_SHORT PROBLEM_. Reproduce verbatim the final portion of the material below, from the line containing "Type out the text in this image." through its last line, and nothing else.

_AVAILABLE RECORDS_.
□ □ □ □ □ □ □
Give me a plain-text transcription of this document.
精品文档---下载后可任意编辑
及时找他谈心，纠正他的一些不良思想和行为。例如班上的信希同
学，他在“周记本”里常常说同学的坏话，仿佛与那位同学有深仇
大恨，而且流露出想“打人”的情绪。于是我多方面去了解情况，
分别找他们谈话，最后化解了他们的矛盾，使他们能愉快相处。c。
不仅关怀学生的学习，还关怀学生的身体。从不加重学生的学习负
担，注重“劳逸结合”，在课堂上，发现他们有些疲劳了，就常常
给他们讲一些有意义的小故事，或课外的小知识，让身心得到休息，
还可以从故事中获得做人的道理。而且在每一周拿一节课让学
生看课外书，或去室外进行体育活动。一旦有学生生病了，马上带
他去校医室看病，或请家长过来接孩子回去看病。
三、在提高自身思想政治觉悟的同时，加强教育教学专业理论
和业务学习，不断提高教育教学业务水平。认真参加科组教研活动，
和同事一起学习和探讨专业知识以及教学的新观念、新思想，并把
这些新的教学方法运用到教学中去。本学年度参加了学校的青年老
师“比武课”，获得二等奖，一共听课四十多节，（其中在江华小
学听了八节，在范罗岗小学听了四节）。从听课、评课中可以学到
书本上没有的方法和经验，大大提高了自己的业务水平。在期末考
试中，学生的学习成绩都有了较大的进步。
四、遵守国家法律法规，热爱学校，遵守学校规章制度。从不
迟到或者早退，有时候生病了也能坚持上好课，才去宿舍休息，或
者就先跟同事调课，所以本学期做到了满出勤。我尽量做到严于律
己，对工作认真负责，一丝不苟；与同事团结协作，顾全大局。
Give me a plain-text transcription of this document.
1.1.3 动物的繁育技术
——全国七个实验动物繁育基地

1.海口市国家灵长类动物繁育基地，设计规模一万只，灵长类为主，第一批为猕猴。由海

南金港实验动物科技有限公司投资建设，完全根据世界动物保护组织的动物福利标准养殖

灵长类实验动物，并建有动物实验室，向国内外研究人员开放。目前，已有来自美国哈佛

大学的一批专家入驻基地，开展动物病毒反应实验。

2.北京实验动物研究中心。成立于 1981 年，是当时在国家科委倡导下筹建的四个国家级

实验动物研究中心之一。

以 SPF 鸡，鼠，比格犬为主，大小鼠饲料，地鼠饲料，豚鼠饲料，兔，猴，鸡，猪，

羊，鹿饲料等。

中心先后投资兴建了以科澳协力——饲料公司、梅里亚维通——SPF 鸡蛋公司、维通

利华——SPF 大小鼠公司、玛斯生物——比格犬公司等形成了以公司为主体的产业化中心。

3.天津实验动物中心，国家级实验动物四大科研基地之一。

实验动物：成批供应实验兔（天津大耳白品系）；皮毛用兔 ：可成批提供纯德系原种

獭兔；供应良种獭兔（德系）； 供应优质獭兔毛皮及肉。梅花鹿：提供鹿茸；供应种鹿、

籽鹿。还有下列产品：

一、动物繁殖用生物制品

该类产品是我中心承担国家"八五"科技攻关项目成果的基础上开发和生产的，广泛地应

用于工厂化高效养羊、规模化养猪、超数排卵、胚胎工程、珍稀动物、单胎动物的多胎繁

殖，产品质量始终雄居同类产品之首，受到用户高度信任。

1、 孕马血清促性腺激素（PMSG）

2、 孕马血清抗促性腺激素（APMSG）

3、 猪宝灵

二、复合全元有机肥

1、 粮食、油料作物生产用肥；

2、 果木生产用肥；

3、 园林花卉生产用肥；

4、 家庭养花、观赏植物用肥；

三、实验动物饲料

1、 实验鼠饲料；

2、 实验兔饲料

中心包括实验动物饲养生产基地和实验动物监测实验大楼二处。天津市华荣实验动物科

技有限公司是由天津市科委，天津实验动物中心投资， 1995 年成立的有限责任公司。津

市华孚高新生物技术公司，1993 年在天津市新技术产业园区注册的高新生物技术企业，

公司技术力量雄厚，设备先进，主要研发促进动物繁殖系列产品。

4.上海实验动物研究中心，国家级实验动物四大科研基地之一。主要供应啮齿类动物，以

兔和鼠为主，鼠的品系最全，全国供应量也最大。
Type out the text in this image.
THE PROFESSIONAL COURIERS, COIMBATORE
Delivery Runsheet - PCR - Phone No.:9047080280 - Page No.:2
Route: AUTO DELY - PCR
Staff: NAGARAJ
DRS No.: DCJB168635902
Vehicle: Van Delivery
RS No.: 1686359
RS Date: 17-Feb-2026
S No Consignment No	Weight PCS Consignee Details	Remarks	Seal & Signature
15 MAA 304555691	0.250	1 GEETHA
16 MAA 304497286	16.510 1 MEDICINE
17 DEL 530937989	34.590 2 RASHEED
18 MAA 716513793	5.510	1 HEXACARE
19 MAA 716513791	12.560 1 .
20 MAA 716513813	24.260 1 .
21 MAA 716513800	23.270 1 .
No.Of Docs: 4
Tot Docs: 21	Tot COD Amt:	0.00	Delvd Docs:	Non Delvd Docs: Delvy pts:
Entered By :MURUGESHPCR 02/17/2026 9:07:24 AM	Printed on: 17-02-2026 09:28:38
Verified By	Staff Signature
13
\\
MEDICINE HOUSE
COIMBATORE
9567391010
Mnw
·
□ □ □ □ □ □ □
_RESPONSE TO THIS EXERCISE_.
Type out the text in this image.
THE PROFESSIONAL COURIERS, COIMBATORE
Delivery Runsheet - PCR - Phone No.:9047080280 - Page No.:2
Route: AUTO DELY - PCR
Staff: NAGARAJ
DRS No.: DCJB168635902
Vehicle: Van Delivery
RS No.: 1686359
RS Date: 17-Feb-2026
S No Consignment No	Weight PCS Consignee Details	Remarks	Seal & Signature
15 MAA 304555691	0.250	1 GEETHA
16 MAA 304497286	16.510 1 MEDICINE
17 DEL 530937989	34.590 2 RASHEED
18 MAA 716513793	5.510	1 HEXACARE
19 MAA 716513791	12.560 1 .
20 MAA 716513813	24.260 1 .
21 MAA 716513800	23.270 1 .
No.Of Docs: 4
Tot Docs: 21	Tot COD Amt:	0.00	Delvd Docs:	Non Delvd Docs: Delvy pts:
Entered By :MURUGESHPCR 02/17/2026 9:07:24 AM	Printed on: 17-02-2026 09:28:38
Verified By	Staff Signature
13
\\
MEDICINE HOUSE
COIMBATORE
9567391010
Mnw
·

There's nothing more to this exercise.